== The data ==

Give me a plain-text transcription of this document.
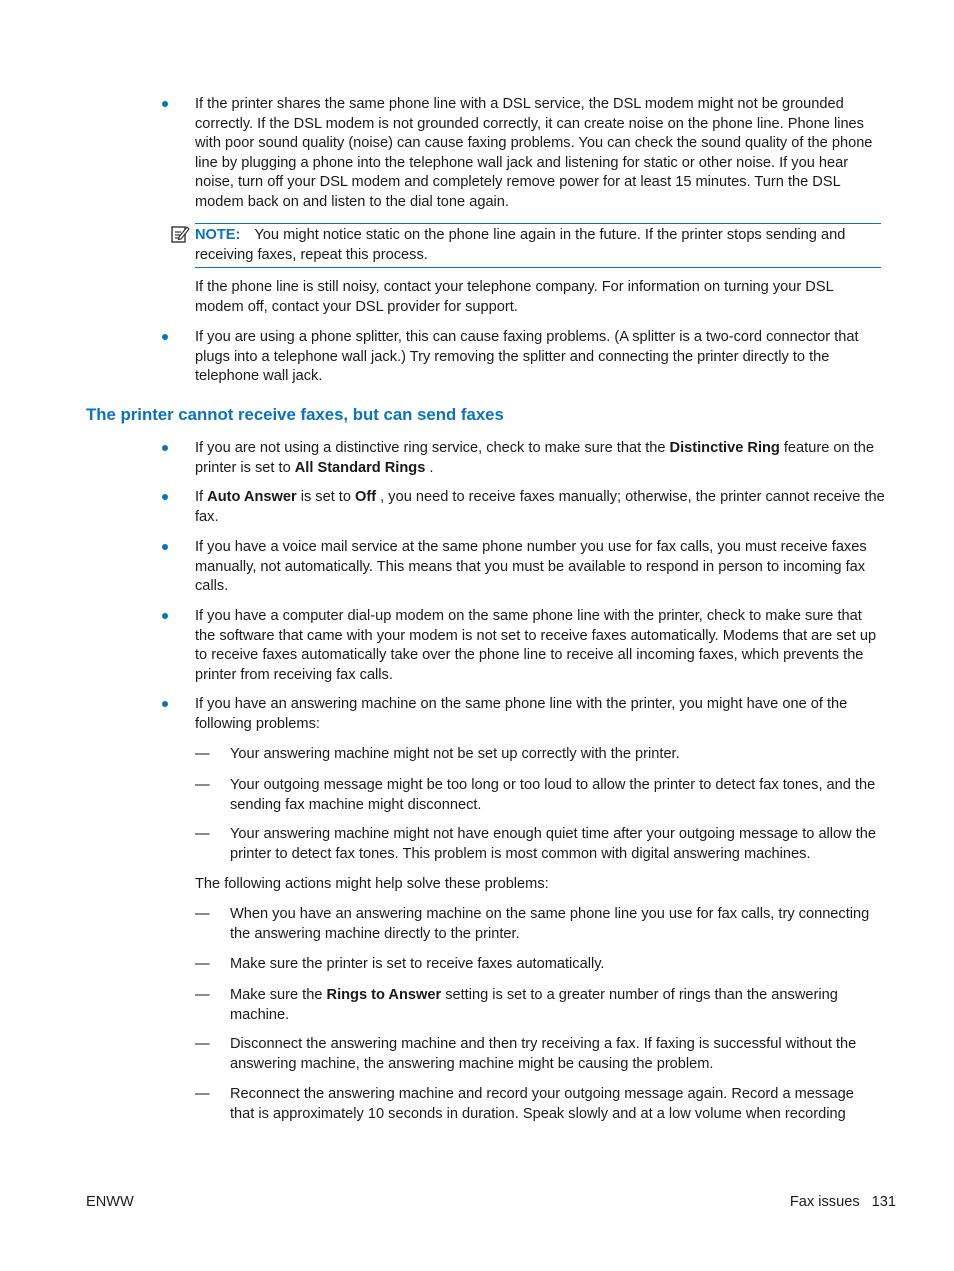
If the printer shares the same phone line with a DSL service, the DSL modem might not be grounded correctly. If the DSL modem is not grounded correctly, it can create noise on the phone line. Phone lines with poor sound quality (noise) can cause faxing problems. You can check the sound quality of the phone line by plugging a phone into the telephone wall jack and listening for static or other noise. If you hear noise, turn off your DSL modem and completely remove power for at least 15 minutes. Turn the DSL modem back on and listen to the dial tone again.
NOTE: You might notice static on the phone line again in the future. If the printer stops sending and receiving faxes, repeat this process.
If the phone line is still noisy, contact your telephone company. For information on turning your DSL modem off, contact your DSL provider for support.
If you are using a phone splitter, this can cause faxing problems. (A splitter is a two-cord connector that plugs into a telephone wall jack.) Try removing the splitter and connecting the printer directly to the telephone wall jack.
The printer cannot receive faxes, but can send faxes
If you are not using a distinctive ring service, check to make sure that the Distinctive Ring feature on the printer is set to All Standard Rings .
If Auto Answer is set to Off , you need to receive faxes manually; otherwise, the printer cannot receive the fax.
If you have a voice mail service at the same phone number you use for fax calls, you must receive faxes manually, not automatically. This means that you must be available to respond in person to incoming fax calls.
If you have a computer dial-up modem on the same phone line with the printer, check to make sure that the software that came with your modem is not set to receive faxes automatically. Modems that are set up to receive faxes automatically take over the phone line to receive all incoming faxes, which prevents the printer from receiving fax calls.
If you have an answering machine on the same phone line with the printer, you might have one of the following problems:
—	Your answering machine might not be set up correctly with the printer.
—	Your outgoing message might be too long or too loud to allow the printer to detect fax tones, and the sending fax machine might disconnect.
—	Your answering machine might not have enough quiet time after your outgoing message to allow the printer to detect fax tones. This problem is most common with digital answering machines.
The following actions might help solve these problems:
—	When you have an answering machine on the same phone line you use for fax calls, try connecting the answering machine directly to the printer.
—	Make sure the printer is set to receive faxes automatically.
—	Make sure the Rings to Answer setting is set to a greater number of rings than the answering machine.
—	Disconnect the answering machine and then try receiving a fax. If faxing is successful without the answering machine, the answering machine might be causing the problem.
—	Reconnect the answering machine and record your outgoing message again. Record a message that is approximately 10 seconds in duration. Speak slowly and at a low volume when recording
ENWW	Fax issues 131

===

• Task instructions
Without the pictures, print the records in full, exactly as they appear.

• Task output
Give me a plain-text transcription of this document.
If the printer shares the same phone line with a DSL service, the DSL modem might not be grounded correctly. If the DSL modem is not grounded correctly, it can create noise on the phone line. Phone lines with poor sound quality (noise) can cause faxing problems. You can check the sound quality of the phone line by plugging a phone into the telephone wall jack and listening for static or other noise. If you hear noise, turn off your DSL modem and completely remove power for at least 15 minutes. Turn the DSL modem back on and listen to the dial tone again.
NOTE: You might notice static on the phone line again in the future. If the printer stops sending and receiving faxes, repeat this process.
If the phone line is still noisy, contact your telephone company. For information on turning your DSL modem off, contact your DSL provider for support.
If you are using a phone splitter, this can cause faxing problems. (A splitter is a two-cord connector that plugs into a telephone wall jack.) Try removing the splitter and connecting the printer directly to the telephone wall jack.
The printer cannot receive faxes, but can send faxes
If you are not using a distinctive ring service, check to make sure that the Distinctive Ring feature on the printer is set to All Standard Rings .
If Auto Answer is set to Off , you need to receive faxes manually; otherwise, the printer cannot receive the fax.
If you have a voice mail service at the same phone number you use for fax calls, you must receive faxes manually, not automatically. This means that you must be available to respond in person to incoming fax calls.
If you have a computer dial-up modem on the same phone line with the printer, check to make sure that the software that came with your modem is not set to receive faxes automatically. Modems that are set up to receive faxes automatically take over the phone line to receive all incoming faxes, which prevents the printer from receiving fax calls.
If you have an answering machine on the same phone line with the printer, you might have one of the following problems:
—	Your answering machine might not be set up correctly with the printer.
—	Your outgoing message might be too long or too loud to allow the printer to detect fax tones, and the sending fax machine might disconnect.
—	Your answering machine might not have enough quiet time after your outgoing message to allow the printer to detect fax tones. This problem is most common with digital answering machines.
The following actions might help solve these problems:
—	When you have an answering machine on the same phone line you use for fax calls, try connecting the answering machine directly to the printer.
—	Make sure the printer is set to receive faxes automatically.
—	Make sure the Rings to Answer setting is set to a greater number of rings than the answering machine.
—	Disconnect the answering machine and then try receiving a fax. If faxing is successful without the answering machine, the answering machine might be causing the problem.
—	Reconnect the answering machine and record your outgoing message again. Record a message that is approximately 10 seconds in duration. Speak slowly and at a low volume when recording
ENWW	Fax issues 131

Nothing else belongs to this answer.